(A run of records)
┌──

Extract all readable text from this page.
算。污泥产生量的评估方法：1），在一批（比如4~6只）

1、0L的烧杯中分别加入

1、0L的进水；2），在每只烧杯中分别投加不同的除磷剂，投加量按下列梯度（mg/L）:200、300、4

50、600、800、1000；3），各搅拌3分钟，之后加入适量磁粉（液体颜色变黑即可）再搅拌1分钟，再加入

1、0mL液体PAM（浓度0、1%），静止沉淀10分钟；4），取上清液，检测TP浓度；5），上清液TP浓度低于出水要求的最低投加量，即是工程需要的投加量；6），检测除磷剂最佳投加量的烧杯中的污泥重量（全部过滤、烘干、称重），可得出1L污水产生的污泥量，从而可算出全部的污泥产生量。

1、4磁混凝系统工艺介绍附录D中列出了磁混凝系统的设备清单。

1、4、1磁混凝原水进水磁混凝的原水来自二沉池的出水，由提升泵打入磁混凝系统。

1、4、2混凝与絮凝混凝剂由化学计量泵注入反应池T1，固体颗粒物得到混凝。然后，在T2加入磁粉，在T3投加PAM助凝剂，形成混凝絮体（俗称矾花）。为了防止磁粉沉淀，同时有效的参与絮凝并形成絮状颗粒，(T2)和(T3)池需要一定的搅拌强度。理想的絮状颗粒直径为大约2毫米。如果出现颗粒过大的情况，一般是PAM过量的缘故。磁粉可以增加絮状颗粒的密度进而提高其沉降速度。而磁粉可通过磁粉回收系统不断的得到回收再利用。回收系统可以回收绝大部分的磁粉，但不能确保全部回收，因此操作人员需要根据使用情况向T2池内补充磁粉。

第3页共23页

└──

Please output every record, keeping each line exact.

> _Response to the exercise_:
Extract all readable text from this page.
算。污泥产生量的评估方法：1），在一批（比如4~6只）

1、0L的烧杯中分别加入

1、0L的进水；2），在每只烧杯中分别投加不同的除磷剂，投加量按下列梯度（mg/L）:200、300、4

50、600、800、1000；3），各搅拌3分钟，之后加入适量磁粉（液体颜色变黑即可）再搅拌1分钟，再加入

1、0mL液体PAM（浓度0、1%），静止沉淀10分钟；4），取上清液，检测TP浓度；5），上清液TP浓度低于出水要求的最低投加量，即是工程需要的投加量；6），检测除磷剂最佳投加量的烧杯中的污泥重量（全部过滤、烘干、称重），可得出1L污水产生的污泥量，从而可算出全部的污泥产生量。

1、4磁混凝系统工艺介绍附录D中列出了磁混凝系统的设备清单。

1、4、1磁混凝原水进水磁混凝的原水来自二沉池的出水，由提升泵打入磁混凝系统。

1、4、2混凝与絮凝混凝剂由化学计量泵注入反应池T1，固体颗粒物得到混凝。然后，在T2加入磁粉，在T3投加PAM助凝剂，形成混凝絮体（俗称矾花）。为了防止磁粉沉淀，同时有效的参与絮凝并形成絮状颗粒，(T2)和(T3)池需要一定的搅拌强度。理想的絮状颗粒直径为大约2毫米。如果出现颗粒过大的情况，一般是PAM过量的缘故。磁粉可以增加絮状颗粒的密度进而提高其沉降速度。而磁粉可通过磁粉回收系统不断的得到回收再利用。回收系统可以回收绝大部分的磁粉，但不能确保全部回收，因此操作人员需要根据使用情况向T2池内补充磁粉。

第3页共23页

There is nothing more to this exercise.